* start Supplied entries *

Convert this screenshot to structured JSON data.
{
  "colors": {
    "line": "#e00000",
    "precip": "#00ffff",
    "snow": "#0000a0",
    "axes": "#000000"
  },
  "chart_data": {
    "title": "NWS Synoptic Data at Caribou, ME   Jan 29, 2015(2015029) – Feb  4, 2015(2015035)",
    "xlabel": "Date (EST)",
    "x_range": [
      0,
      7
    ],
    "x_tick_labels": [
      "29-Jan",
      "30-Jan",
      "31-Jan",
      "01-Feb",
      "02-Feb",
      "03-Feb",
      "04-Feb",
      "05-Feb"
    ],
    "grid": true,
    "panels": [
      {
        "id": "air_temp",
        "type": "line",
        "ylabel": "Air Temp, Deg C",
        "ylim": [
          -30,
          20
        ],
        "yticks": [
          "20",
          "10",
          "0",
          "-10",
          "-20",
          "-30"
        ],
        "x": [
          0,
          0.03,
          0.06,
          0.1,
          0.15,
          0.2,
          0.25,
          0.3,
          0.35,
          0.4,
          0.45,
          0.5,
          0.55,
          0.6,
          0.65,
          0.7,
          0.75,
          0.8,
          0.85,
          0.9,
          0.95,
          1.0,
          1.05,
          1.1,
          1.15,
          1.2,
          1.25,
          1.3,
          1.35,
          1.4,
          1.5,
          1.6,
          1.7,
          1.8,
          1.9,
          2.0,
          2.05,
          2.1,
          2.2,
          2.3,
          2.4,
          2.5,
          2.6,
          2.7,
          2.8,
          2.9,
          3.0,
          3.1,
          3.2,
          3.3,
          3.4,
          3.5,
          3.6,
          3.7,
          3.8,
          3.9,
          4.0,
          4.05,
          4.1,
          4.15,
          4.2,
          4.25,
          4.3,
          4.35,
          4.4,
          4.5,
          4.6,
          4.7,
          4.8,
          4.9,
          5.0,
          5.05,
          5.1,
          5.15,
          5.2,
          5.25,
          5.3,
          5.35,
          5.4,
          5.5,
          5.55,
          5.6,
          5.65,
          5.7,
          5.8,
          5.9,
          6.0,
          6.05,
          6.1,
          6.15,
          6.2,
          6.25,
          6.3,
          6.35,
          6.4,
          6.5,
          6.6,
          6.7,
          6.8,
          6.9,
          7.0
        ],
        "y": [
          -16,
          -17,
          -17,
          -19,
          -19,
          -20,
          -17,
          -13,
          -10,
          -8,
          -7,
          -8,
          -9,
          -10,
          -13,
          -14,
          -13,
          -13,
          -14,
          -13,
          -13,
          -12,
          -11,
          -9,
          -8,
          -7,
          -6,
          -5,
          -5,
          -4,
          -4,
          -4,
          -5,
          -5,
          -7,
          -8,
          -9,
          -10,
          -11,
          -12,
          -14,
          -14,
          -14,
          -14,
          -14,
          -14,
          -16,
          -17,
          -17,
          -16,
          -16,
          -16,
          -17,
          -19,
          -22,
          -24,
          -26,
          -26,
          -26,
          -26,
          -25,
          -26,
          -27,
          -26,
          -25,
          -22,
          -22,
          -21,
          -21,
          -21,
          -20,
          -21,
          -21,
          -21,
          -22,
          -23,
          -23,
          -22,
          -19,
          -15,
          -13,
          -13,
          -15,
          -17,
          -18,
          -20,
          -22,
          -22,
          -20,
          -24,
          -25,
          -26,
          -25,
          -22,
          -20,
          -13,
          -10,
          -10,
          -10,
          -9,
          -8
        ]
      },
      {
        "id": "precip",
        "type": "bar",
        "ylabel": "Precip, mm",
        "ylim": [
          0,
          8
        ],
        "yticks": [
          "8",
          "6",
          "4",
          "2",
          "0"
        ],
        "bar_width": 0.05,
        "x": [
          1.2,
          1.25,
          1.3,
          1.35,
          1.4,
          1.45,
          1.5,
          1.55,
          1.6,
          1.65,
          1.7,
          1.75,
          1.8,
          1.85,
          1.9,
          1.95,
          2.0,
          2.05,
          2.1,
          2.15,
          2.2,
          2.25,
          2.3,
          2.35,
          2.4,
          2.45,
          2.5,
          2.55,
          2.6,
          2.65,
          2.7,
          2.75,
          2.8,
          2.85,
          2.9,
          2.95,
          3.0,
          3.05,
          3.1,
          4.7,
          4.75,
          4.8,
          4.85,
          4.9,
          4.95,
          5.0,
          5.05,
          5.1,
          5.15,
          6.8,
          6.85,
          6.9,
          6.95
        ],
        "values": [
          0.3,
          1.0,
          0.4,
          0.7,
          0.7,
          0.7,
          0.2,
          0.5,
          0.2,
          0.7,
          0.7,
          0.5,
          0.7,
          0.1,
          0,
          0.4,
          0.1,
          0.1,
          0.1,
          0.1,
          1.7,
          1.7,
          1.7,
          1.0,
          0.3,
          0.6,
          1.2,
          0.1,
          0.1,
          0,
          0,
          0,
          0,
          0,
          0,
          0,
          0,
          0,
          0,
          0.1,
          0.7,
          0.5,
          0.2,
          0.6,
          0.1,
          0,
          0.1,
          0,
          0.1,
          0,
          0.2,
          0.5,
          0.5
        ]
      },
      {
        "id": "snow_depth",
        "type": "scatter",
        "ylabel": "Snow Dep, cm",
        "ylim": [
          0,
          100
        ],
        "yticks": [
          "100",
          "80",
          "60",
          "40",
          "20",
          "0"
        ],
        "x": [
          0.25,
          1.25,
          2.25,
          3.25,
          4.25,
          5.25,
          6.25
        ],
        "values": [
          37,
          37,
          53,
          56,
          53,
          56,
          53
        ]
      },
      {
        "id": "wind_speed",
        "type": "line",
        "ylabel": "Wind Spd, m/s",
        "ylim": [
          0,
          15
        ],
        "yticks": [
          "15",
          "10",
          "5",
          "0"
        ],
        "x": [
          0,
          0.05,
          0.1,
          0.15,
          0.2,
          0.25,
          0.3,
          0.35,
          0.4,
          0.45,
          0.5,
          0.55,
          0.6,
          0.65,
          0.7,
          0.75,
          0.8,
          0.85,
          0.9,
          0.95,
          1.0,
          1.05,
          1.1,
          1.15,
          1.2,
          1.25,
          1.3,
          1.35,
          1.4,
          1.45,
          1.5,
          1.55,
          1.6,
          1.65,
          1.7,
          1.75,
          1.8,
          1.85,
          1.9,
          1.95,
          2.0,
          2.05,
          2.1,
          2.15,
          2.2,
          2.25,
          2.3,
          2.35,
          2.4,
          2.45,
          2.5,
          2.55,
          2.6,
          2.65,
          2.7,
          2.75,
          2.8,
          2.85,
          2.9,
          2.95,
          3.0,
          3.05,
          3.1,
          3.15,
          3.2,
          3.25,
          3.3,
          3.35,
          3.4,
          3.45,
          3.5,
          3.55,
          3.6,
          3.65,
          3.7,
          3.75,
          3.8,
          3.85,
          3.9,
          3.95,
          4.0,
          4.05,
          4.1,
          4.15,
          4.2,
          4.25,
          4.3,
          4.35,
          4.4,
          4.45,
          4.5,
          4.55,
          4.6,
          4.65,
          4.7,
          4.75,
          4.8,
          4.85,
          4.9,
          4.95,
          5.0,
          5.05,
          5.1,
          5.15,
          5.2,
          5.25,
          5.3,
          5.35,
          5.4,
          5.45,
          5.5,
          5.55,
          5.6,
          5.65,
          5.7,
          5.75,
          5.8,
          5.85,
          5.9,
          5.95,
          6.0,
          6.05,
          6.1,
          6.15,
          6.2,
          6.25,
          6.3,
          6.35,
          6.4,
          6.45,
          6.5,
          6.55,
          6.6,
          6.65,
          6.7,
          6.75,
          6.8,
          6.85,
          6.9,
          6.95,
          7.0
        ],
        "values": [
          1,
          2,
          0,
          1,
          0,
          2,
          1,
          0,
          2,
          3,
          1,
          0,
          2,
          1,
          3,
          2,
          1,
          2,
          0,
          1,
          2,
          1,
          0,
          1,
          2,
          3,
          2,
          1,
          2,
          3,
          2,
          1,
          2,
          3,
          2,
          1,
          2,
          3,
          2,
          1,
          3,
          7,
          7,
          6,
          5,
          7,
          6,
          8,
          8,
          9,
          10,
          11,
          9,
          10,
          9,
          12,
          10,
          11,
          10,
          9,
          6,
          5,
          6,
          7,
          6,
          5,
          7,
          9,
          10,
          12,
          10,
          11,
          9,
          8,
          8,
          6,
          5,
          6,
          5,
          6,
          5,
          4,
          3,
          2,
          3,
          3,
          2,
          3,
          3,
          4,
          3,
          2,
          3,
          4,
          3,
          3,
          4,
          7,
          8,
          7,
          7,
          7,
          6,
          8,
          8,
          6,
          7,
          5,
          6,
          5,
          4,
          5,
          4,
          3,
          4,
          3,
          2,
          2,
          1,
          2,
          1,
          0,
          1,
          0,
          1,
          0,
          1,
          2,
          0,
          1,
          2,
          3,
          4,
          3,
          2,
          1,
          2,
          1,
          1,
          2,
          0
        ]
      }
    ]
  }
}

* end Supplied entries *

Find the lines holding "type" and list every one.

Solution to the problem —
        "type": "line",
        "type": "bar",
        "type": "scatter",
        "type": "line",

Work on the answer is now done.